### Work instructions
Write out all the entries word for word, but skip any images.

** BEGIN Information shown **

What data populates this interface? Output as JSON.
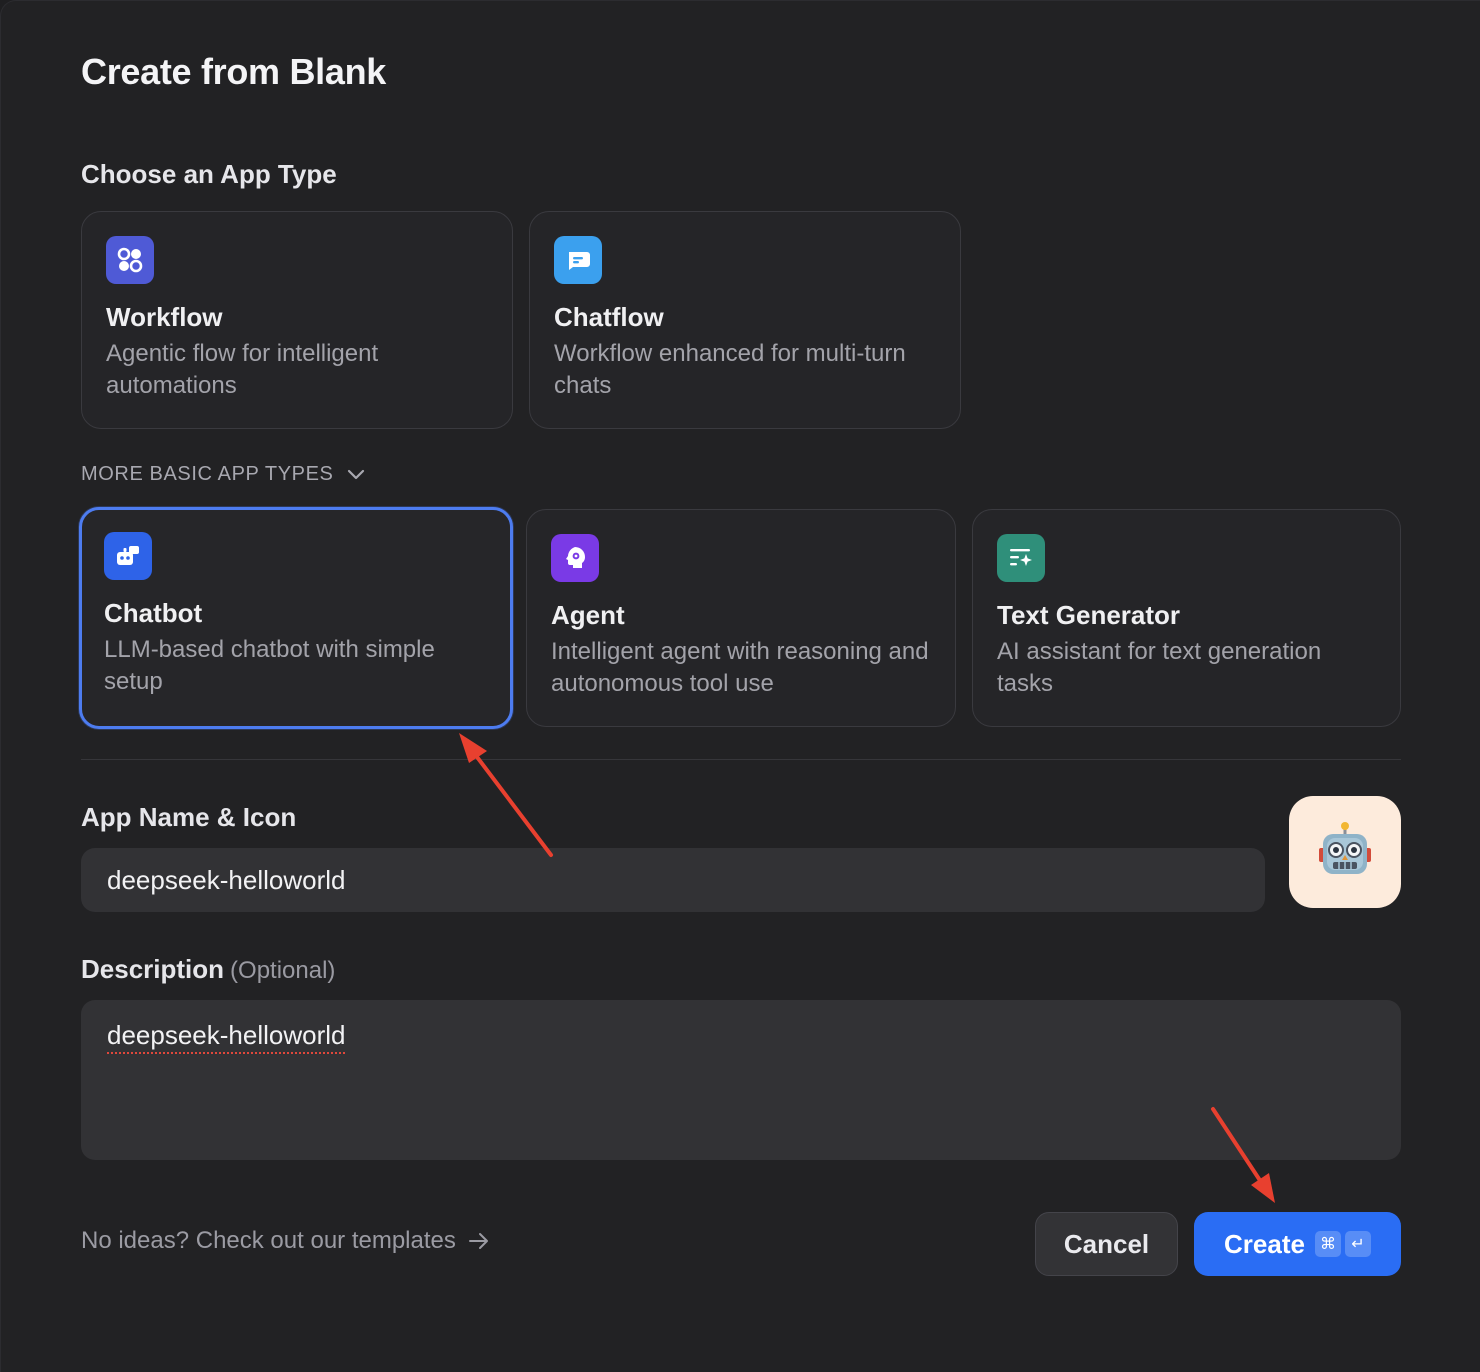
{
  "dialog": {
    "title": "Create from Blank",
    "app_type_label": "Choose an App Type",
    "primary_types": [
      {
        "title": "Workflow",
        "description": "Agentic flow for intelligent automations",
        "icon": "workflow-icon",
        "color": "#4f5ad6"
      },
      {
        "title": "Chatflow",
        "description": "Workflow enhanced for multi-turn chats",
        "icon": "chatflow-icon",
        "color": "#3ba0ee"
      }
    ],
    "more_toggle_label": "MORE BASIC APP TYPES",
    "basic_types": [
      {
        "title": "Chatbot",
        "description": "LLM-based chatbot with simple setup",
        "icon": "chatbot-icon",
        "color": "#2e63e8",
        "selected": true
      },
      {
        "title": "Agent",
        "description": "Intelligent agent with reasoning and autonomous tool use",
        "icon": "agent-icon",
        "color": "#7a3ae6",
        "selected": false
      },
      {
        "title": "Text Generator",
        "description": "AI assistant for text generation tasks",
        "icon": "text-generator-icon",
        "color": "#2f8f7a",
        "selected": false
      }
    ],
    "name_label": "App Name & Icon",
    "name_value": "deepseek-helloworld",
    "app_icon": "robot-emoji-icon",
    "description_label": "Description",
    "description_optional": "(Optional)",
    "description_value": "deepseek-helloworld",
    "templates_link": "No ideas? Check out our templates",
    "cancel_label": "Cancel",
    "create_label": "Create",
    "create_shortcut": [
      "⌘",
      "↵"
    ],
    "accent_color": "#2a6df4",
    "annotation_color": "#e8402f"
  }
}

** END Information shown **

### Correct response
What data populates this interface? Output as JSON.
{
  "dialog": {
    "title": "Create from Blank",
    "app_type_label": "Choose an App Type",
    "primary_types": [
      {
        "title": "Workflow",
        "description": "Agentic flow for intelligent automations",
        "icon": "workflow-icon",
        "color": "#4f5ad6"
      },
      {
        "title": "Chatflow",
        "description": "Workflow enhanced for multi-turn chats",
        "icon": "chatflow-icon",
        "color": "#3ba0ee"
      }
    ],
    "more_toggle_label": "MORE BASIC APP TYPES",
    "basic_types": [
      {
        "title": "Chatbot",
        "description": "LLM-based chatbot with simple setup",
        "icon": "chatbot-icon",
        "color": "#2e63e8",
        "selected": true
      },
      {
        "title": "Agent",
        "description": "Intelligent agent with reasoning and autonomous tool use",
        "icon": "agent-icon",
        "color": "#7a3ae6",
        "selected": false
      },
      {
        "title": "Text Generator",
        "description": "AI assistant for text generation tasks",
        "icon": "text-generator-icon",
        "color": "#2f8f7a",
        "selected": false
      }
    ],
    "name_label": "App Name & Icon",
    "name_value": "deepseek-helloworld",
    "app_icon": "robot-emoji-icon",
    "description_label": "Description",
    "description_optional": "(Optional)",
    "description_value": "deepseek-helloworld",
    "templates_link": "No ideas? Check out our templates",
    "cancel_label": "Cancel",
    "create_label": "Create",
    "create_shortcut": [
      "⌘",
      "↵"
    ],
    "accent_color": "#2a6df4",
    "annotation_color": "#e8402f"
  }
}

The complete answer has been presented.